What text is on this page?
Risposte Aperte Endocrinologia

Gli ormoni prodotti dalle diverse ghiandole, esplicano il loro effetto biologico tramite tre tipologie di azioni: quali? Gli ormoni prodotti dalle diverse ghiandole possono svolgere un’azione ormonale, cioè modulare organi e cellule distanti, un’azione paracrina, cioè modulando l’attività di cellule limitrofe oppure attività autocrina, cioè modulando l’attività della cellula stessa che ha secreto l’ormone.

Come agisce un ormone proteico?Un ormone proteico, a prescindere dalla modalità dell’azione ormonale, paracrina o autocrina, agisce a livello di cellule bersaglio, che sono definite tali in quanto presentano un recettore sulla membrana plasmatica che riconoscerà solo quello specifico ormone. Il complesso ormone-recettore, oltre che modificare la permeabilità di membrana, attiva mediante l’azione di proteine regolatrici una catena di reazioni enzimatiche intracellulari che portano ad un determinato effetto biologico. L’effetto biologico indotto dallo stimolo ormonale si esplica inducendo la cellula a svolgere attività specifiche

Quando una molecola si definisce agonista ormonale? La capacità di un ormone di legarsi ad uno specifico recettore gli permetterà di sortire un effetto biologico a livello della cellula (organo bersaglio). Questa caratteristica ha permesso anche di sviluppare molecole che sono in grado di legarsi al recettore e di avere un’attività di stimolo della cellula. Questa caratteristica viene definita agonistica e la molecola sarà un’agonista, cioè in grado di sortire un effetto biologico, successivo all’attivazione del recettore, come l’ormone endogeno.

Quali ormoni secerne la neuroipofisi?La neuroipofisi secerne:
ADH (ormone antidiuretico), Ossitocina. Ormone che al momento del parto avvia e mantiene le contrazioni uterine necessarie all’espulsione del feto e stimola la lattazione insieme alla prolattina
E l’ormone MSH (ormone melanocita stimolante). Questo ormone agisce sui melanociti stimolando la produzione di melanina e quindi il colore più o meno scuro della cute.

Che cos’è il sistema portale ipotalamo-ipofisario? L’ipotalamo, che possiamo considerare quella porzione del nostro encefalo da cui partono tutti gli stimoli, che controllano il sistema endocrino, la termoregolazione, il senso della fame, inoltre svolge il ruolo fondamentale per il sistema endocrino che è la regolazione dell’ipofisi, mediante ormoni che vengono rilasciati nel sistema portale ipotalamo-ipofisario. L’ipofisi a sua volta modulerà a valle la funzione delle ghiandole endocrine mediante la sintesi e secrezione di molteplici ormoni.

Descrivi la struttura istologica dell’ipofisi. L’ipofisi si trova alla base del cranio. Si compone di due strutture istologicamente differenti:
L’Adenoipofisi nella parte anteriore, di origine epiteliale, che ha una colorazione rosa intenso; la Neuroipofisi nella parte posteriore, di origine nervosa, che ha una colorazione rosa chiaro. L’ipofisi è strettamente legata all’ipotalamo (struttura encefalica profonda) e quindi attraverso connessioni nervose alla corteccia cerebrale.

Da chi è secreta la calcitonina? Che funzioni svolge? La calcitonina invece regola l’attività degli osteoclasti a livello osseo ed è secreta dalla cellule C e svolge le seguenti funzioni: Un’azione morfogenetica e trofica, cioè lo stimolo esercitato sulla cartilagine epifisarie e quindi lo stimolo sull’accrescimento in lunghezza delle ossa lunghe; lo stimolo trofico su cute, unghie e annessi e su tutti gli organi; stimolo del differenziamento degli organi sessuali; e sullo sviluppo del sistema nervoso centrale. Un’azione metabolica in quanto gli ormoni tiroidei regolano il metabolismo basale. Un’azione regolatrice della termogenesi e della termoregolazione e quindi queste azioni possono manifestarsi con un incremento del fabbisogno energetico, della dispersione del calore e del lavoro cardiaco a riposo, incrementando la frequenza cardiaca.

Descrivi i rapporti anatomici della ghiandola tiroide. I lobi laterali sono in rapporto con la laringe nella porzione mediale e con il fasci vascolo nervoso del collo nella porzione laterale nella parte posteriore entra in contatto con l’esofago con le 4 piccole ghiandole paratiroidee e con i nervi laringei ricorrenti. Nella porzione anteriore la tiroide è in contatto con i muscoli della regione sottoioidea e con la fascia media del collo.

...

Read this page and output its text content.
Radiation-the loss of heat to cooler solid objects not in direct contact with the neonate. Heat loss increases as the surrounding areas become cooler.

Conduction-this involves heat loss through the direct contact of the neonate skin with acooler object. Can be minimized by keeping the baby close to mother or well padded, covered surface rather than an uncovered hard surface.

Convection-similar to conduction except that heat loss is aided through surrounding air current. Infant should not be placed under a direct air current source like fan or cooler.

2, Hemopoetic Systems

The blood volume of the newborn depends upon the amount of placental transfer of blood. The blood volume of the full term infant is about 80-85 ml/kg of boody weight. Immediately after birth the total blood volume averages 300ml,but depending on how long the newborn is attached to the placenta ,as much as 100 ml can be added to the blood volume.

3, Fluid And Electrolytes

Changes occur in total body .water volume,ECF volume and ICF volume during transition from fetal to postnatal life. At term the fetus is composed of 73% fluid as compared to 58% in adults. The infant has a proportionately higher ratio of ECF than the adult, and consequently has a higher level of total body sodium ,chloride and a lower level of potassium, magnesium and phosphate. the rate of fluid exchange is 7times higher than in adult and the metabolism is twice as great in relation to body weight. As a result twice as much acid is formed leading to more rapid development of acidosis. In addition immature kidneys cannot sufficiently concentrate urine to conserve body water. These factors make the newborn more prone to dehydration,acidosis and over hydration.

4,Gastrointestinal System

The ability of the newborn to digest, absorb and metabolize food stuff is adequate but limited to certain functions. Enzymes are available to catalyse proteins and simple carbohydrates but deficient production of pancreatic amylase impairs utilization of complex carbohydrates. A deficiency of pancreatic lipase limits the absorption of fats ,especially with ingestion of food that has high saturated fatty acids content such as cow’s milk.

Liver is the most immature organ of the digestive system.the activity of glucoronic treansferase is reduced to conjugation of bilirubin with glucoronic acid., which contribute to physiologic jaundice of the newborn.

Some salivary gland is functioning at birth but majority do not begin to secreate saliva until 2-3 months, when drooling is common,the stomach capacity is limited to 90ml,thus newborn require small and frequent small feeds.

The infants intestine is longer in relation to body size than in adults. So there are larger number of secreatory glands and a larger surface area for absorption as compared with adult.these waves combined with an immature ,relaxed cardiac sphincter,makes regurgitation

---

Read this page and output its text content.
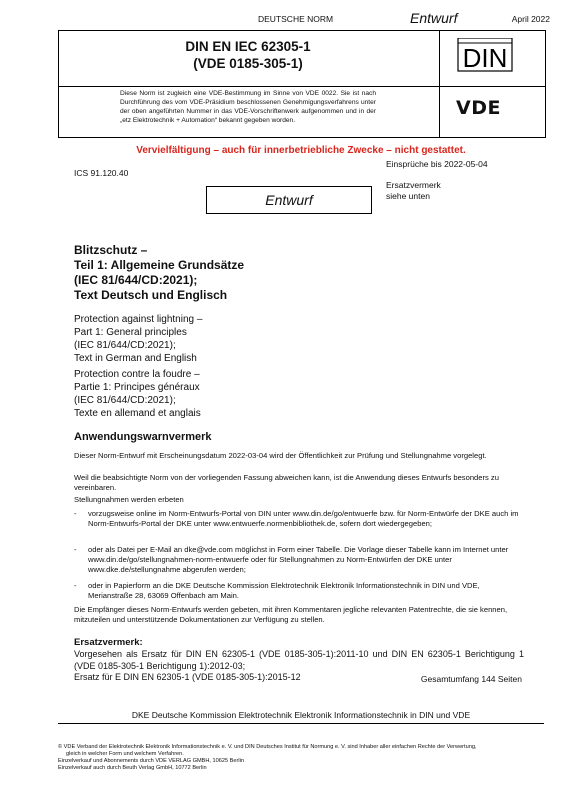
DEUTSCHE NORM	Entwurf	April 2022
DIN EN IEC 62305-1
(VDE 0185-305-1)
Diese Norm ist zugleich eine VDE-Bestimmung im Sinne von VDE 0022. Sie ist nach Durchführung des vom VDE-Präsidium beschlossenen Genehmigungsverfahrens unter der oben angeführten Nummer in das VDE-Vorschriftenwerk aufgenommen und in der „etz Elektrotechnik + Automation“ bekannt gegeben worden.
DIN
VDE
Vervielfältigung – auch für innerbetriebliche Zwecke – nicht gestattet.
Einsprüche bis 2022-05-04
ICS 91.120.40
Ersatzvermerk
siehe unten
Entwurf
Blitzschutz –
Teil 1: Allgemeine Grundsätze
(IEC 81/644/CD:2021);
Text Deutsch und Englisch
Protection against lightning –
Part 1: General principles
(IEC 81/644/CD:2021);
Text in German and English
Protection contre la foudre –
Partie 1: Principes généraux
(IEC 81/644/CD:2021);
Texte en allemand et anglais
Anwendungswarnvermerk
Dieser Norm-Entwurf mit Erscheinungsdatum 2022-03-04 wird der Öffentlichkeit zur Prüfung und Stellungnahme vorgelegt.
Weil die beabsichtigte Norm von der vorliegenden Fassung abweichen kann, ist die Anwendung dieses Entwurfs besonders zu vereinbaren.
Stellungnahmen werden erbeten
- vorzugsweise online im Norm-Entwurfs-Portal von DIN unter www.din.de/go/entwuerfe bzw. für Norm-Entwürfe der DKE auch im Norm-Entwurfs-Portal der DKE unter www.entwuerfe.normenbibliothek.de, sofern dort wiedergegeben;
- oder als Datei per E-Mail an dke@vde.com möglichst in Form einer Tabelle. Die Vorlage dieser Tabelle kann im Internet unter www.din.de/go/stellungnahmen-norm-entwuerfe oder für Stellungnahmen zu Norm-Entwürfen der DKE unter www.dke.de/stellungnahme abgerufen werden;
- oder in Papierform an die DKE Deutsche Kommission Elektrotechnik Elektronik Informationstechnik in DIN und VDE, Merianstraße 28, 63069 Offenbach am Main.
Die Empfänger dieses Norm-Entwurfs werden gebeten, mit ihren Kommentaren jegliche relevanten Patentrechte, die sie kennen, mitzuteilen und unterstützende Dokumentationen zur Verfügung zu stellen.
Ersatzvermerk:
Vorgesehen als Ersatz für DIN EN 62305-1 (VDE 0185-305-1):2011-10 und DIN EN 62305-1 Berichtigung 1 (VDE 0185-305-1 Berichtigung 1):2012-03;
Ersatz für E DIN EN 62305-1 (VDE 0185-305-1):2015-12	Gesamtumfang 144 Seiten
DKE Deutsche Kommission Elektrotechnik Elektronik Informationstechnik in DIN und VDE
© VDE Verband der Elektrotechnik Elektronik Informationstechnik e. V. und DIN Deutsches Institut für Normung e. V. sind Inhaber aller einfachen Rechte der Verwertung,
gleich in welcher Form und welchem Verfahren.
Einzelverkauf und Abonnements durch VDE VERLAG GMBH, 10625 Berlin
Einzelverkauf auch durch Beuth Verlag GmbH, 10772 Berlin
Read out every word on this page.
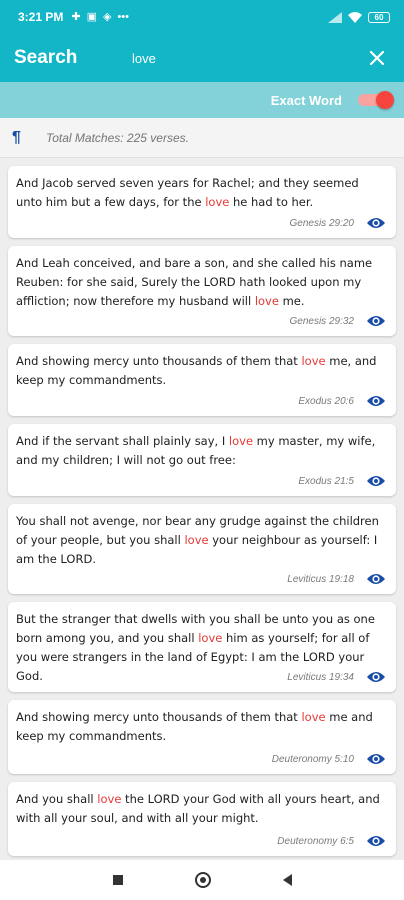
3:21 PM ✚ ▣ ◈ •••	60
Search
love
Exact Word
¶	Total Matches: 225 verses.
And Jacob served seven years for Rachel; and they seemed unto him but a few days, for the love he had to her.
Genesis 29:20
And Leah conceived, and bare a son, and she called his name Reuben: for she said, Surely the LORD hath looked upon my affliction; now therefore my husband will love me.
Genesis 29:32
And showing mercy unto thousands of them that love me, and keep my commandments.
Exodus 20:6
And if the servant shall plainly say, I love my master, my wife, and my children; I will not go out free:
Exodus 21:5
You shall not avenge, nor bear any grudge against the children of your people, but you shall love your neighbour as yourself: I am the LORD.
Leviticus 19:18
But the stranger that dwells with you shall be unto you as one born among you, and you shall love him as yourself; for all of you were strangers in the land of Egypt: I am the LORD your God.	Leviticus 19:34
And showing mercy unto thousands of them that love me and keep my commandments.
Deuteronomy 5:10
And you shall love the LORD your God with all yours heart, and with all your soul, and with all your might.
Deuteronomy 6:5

**Instructions to follow**
If a line in the entries includes the word "Einzelverkauf", copy that line out.

**Reply**
Einzelverkauf und Abonnements durch VDE VERLAG GMBH, 10625 Berlin
Einzelverkauf auch durch Beuth Verlag GmbH, 10772 Berlin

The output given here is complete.